> What you will do
a - In the blog post on the war on excellence, what have Barack's relatives in Kenya declared over his election?
b - Go on with the blog post on the war on excellence, starting right after its final sentence.

> Source text
---

Showing posts with label Hambo for Prez. Show all posts
Showing posts with label Hambo for Prez. Show all posts

Wednesday, November 5, 2008

The War on Excellence

After seeing Barack O-I hate America get elected to ruin our country, I did not think it could get any worse. But as we can expect over the next 4 years things will get a lot worse. Baracks relatives in Kenya have declared a holiday over his election!

They say when you are most upset you do what makes you feel comfortable - for me that is reading Politically Incorrect Gazette.

Once again offering the relief of reality - that sensational scribbler of pagan prose, Hambo, pulled out his crayons and got to scribblin'....

From Hambo's Hammer --

The War on Excellence

[Been here, read this? I feel your pain, but, all things considered, given the deafening "gimmie, gimmie, gimmie" din bellowed heavenward by the Messiah's parasite horde, this rant says what needs to be said, at this moment in our history. If you crave fresh Hambo rhetorical meat, go read this week's Top Story.]

The Founding Fathers were visionary individuals who dreamed of a society, a nation, where the government is explicitly forbidden, legally, ethically, morally from interfering with any individual's 'inalienable rights', rights embodied in each individual at birth, rights with which a government dare not tamper. We began as a nation in which a small, well-defined island of limited government was surrounded by a sea of individual rights. We’ve strayed from that founding vision and getting back promises to be a royal bitch.

From time to time, a member of the VRWC will kick their RNC talking points habit long enough to notice how far this nation that was conceived in inalienable liberty has drifted from its founding principles. They’ll thunder with suitable alarm, about the ‘creeping Socialism’ that is slowly suffocating those 'inalienable rights' which were so eloquently advanced by our Founding Fathers. As usual - it’s probably Kool-Aid withdrawal - they’re on the right track, but still a step or two away from the brink, where they need to stand to get the big picture on America’s plight. I'm compelled to point out that the term 'creeping' is no longer accurate and the term 'Socialism' seems much too mild. San Fran Nan, Teddy ‘The Swimmer’ Kennedy Dingy Harry Reid, and that Dumbo-eared reincarnation of Joseph Stalin - Barry Obamunist - have rolled out the ‘Welcome Comrades’ mat and invited an Ivory Tower brainwashed Red Brigade into government where they can implement neo-Marxist theory. 'Creeping Socialism' has given way to a headlong Stampede toward full blown Marxism.

---

Bounding box annotations
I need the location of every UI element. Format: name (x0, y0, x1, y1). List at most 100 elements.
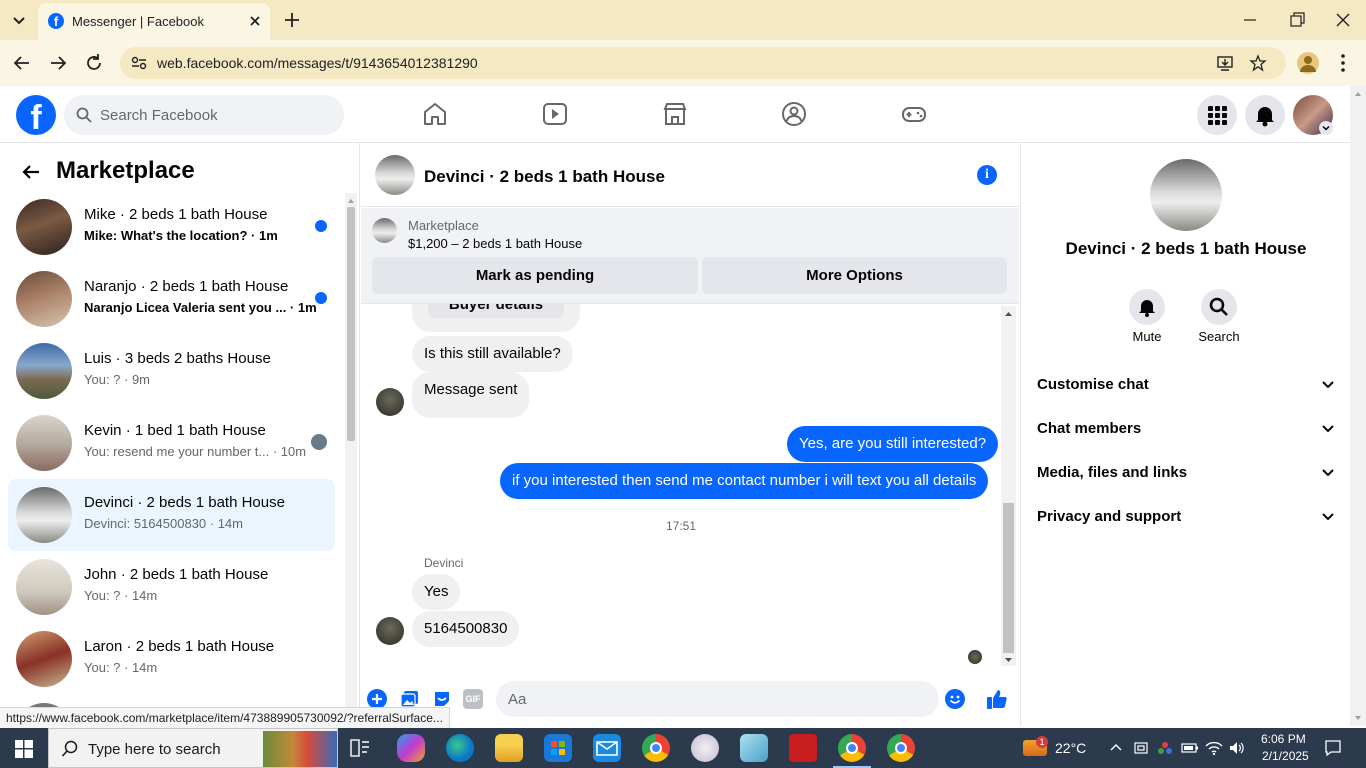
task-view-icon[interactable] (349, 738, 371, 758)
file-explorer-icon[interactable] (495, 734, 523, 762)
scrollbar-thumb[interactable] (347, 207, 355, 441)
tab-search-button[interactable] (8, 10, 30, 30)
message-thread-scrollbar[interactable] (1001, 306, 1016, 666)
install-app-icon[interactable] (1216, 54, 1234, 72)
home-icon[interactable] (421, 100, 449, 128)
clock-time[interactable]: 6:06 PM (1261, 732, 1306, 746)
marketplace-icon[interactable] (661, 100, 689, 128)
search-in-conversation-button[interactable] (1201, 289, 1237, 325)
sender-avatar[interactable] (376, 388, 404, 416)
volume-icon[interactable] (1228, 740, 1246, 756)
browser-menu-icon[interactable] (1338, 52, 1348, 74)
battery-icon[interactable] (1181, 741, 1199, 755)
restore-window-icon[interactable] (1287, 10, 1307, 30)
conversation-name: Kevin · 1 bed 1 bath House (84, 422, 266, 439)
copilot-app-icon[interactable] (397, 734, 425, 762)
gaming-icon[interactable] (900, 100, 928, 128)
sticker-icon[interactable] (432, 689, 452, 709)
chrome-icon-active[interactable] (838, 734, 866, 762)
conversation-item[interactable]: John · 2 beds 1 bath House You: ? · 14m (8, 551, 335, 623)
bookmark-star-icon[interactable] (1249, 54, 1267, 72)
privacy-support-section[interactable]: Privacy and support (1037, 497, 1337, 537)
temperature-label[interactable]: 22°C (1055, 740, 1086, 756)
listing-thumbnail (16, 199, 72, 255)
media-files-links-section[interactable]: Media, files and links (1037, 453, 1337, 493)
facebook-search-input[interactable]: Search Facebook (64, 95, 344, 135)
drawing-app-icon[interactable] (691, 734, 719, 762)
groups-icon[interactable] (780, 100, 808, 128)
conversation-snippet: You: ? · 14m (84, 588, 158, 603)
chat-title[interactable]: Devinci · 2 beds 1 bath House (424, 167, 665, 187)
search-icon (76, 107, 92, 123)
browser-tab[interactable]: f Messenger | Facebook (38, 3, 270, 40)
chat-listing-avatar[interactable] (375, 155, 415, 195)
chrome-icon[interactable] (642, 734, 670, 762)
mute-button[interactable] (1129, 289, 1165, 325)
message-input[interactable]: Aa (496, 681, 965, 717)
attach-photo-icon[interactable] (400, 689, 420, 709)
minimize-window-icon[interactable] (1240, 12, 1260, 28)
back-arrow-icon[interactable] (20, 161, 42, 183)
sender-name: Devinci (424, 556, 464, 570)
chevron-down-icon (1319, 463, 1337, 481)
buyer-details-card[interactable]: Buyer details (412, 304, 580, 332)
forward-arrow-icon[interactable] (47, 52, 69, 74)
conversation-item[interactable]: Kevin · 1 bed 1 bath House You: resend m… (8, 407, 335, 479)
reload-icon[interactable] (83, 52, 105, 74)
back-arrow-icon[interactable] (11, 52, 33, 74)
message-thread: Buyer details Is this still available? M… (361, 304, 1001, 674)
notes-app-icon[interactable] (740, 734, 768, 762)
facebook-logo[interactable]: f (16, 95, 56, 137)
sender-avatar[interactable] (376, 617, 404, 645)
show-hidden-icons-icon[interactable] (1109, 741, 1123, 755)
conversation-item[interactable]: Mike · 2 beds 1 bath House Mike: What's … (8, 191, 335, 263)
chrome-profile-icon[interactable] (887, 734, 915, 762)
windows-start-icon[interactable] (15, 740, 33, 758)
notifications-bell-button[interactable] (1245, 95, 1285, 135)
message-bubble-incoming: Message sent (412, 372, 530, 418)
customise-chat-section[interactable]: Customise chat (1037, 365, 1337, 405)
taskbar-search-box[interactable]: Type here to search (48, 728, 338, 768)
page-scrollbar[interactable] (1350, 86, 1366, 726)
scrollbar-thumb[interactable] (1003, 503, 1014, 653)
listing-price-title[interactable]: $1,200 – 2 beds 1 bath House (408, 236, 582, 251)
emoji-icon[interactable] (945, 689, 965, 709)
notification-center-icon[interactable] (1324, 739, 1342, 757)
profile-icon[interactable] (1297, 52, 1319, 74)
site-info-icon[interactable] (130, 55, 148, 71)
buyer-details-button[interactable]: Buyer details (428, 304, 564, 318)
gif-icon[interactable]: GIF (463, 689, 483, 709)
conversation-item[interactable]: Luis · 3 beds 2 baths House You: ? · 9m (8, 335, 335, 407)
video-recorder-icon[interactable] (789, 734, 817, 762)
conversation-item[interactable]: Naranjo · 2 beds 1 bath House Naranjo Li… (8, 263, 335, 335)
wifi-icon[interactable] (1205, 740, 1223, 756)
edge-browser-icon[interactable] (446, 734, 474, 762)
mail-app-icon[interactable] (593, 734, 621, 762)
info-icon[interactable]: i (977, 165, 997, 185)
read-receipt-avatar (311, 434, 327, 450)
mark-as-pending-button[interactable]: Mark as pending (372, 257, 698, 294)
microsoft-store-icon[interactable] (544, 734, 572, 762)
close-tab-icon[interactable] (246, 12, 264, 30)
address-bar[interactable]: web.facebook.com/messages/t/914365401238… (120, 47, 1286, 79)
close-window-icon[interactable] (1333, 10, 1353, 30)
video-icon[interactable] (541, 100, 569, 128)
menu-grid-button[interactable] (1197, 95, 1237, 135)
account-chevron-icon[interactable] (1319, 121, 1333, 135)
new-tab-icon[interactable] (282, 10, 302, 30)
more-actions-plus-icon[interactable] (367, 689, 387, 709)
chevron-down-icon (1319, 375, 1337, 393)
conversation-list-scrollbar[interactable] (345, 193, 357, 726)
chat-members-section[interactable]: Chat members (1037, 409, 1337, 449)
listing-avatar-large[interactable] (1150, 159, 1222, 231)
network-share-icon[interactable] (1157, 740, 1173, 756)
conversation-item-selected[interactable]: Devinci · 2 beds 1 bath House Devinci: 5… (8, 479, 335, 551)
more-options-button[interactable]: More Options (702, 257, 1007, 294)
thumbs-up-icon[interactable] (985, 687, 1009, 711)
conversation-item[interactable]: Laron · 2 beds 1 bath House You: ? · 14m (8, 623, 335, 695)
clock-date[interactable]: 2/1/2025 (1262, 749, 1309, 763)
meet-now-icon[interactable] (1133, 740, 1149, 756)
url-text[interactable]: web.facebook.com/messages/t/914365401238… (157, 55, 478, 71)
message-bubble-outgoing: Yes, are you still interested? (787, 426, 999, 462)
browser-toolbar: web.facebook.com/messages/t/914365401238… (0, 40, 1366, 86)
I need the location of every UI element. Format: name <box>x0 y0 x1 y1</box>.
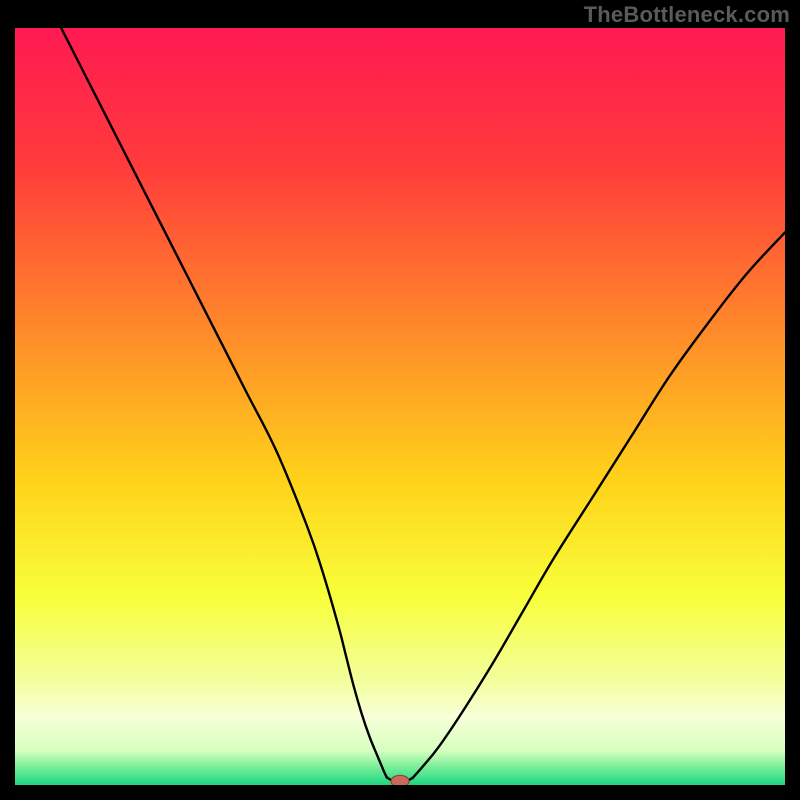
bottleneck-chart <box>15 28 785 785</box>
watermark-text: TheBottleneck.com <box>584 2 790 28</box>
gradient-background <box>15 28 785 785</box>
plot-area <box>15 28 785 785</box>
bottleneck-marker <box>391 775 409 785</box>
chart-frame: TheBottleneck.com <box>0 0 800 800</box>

---

> Response list
a - A holiday.

b -
These neo-Marxists advocate a faceless blob of humanity, in which each person becomes indistinguishable from the next as they achieve the coveted 'wards of the State' status, a State which caters to the relentless 'gimme' rhetoric of those perpetual victims, the 'underclasses'. In this brave new world, excellence, achievement, and success are vilified while mediocrity, conformity and sacrifice are lauded. Egged on by George Soros, the Daily Kossacks, and progressive pinheads (a Marxist in disguise) the neo-Marxist Demoncrats propose an all powerful state which is 'empowered' to micro-manage ever aspect of every citizen's life from cradle to grave.

Life is inherently unfair. This is a fact of nature which the neo-Marxists who were swept into power in the 2006 elections are trying to eradicate through their war on excellence/achievement in American Society. These neo-Marxists, hide behind such buzz words as 'true democracy' ‘shared responsibility’ and 'equality'. They clamor for 'a level playing field' that enriches everyone, regardless of their individual competence/capabilities, by stealing from those undemocratic, self-centered over-achievers whose exploits make these equality-seekers feel inferior. The equality for which the neo-Marxists and the 'common man' they champion clamor is an equality of results, where the incompetent enjoy the same rewards as the competent, invariably at the expense of the competent. Such a system necessarily reduces all performance levels to that of the least competent person in the group, leveling the playing field at the expense of excellence.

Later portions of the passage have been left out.